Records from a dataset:
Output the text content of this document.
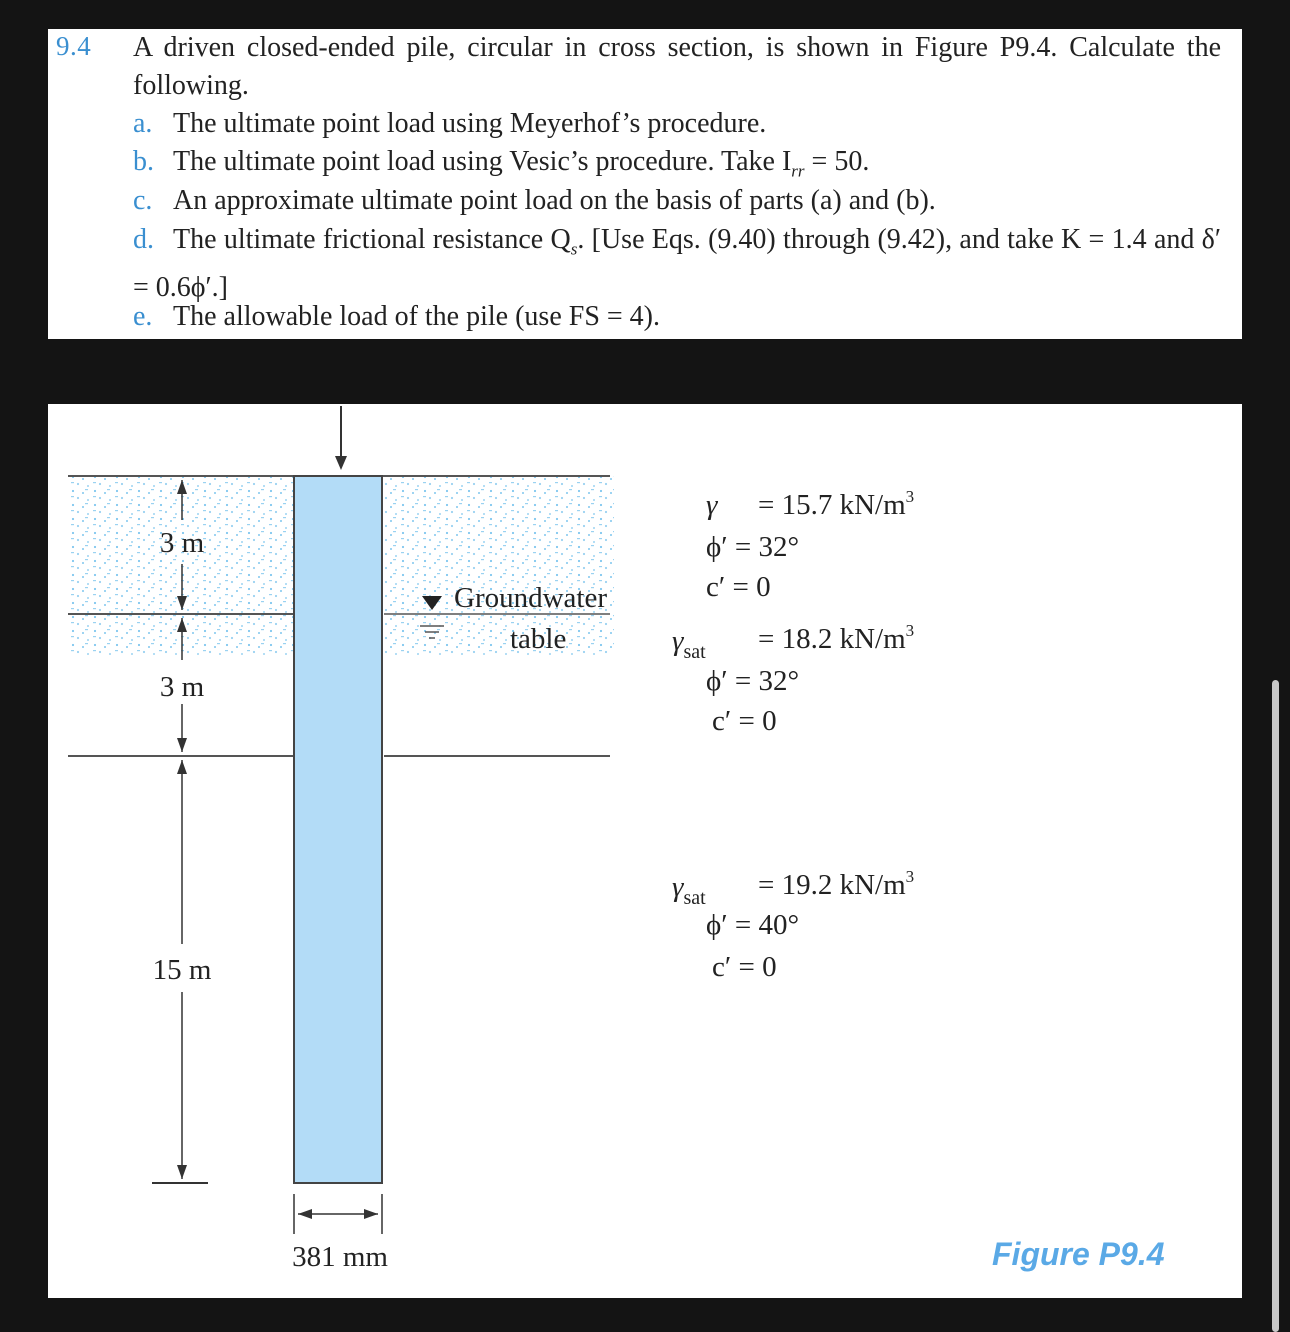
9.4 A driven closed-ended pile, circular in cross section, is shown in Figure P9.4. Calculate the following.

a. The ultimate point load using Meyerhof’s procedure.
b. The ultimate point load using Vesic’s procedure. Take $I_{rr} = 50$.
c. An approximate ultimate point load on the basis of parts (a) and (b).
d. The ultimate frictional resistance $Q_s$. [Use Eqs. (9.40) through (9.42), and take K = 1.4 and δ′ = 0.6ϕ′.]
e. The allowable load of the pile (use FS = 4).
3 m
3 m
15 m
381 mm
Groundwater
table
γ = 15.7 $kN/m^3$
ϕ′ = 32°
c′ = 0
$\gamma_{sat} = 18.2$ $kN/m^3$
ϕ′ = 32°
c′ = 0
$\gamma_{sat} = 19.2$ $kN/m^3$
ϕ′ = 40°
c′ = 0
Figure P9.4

* * *

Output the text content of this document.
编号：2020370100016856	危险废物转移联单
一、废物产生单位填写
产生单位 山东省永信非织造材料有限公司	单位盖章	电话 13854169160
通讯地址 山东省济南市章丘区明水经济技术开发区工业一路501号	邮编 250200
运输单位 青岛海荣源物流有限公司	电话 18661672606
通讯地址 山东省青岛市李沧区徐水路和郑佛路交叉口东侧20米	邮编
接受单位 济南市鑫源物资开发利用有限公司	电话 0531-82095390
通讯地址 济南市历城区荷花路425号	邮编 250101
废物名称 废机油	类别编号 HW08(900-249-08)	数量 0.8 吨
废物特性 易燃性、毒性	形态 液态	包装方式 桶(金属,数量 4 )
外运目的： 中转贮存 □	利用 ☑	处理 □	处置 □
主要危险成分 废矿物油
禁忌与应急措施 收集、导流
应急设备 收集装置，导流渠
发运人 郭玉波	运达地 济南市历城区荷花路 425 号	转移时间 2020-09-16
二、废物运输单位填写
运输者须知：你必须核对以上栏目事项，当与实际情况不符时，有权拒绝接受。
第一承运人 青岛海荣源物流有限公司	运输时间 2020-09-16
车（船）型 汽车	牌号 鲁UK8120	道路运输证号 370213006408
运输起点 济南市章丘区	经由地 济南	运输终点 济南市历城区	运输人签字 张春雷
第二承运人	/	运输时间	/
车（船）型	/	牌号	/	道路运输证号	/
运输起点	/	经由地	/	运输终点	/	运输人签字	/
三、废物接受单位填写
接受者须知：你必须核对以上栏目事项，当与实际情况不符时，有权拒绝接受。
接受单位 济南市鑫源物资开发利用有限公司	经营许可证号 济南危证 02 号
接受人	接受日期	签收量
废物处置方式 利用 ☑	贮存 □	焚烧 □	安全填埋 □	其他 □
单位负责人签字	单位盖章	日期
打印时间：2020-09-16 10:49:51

Instructions to follow:
Where a line holds the string "ultimate", copy that line.

Answer for this exercise:
a. The ultimate point load using Meyerhof’s procedure.
b. The ultimate point load using Vesic’s procedure. Take $I_{rr} = 50$.
c. An approximate ultimate point load on the basis of parts (a) and (b).
d. The ultimate frictional resistance $Q_s$. [Use Eqs. (9.40) through (9.42), and take K = 1.4 and δ′ = 0.6ϕ′.]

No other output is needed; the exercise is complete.